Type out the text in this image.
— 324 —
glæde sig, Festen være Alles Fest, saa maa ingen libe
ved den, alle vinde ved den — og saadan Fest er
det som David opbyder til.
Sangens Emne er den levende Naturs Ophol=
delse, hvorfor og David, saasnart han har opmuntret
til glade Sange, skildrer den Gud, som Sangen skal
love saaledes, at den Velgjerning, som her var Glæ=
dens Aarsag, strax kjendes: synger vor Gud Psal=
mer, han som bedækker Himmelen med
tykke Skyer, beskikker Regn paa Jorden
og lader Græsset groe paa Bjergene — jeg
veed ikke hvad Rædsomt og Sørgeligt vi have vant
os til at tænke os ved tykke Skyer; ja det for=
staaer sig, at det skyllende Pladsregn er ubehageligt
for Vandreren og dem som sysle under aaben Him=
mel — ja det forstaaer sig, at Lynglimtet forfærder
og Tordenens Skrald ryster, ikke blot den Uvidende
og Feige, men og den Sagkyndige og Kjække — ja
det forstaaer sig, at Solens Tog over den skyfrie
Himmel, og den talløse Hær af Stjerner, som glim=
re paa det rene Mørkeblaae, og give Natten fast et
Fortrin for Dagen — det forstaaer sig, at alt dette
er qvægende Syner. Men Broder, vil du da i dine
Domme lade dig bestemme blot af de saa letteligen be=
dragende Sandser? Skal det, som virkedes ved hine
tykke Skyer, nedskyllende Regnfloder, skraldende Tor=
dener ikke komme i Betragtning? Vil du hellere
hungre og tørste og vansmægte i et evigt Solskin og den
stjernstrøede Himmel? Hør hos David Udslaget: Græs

Task objective ▸
Repeat the data above, word for word.

Task solution ▸
Type out the text in this image.
— 324 —
glæde sig, Festen være Alles Fest, saa maa ingen libe
ved den, alle vinde ved den — og saadan Fest er
det som David opbyder til.
Sangens Emne er den levende Naturs Ophol=
delse, hvorfor og David, saasnart han har opmuntret
til glade Sange, skildrer den Gud, som Sangen skal
love saaledes, at den Velgjerning, som her var Glæ=
dens Aarsag, strax kjendes: synger vor Gud Psal=
mer, han som bedækker Himmelen med
tykke Skyer, beskikker Regn paa Jorden
og lader Græsset groe paa Bjergene — jeg
veed ikke hvad Rædsomt og Sørgeligt vi have vant
os til at tænke os ved tykke Skyer; ja det for=
staaer sig, at det skyllende Pladsregn er ubehageligt
for Vandreren og dem som sysle under aaben Him=
mel — ja det forstaaer sig, at Lynglimtet forfærder
og Tordenens Skrald ryster, ikke blot den Uvidende
og Feige, men og den Sagkyndige og Kjække — ja
det forstaaer sig, at Solens Tog over den skyfrie
Himmel, og den talløse Hær af Stjerner, som glim=
re paa det rene Mørkeblaae, og give Natten fast et
Fortrin for Dagen — det forstaaer sig, at alt dette
er qvægende Syner. Men Broder, vil du da i dine
Domme lade dig bestemme blot af de saa letteligen be=
dragende Sandser? Skal det, som virkedes ved hine
tykke Skyer, nedskyllende Regnfloder, skraldende Tor=
dener ikke komme i Betragtning? Vil du hellere
hungre og tørste og vansmægte i et evigt Solskin og den
stjernstrøede Himmel? Hør hos David Udslaget: Græs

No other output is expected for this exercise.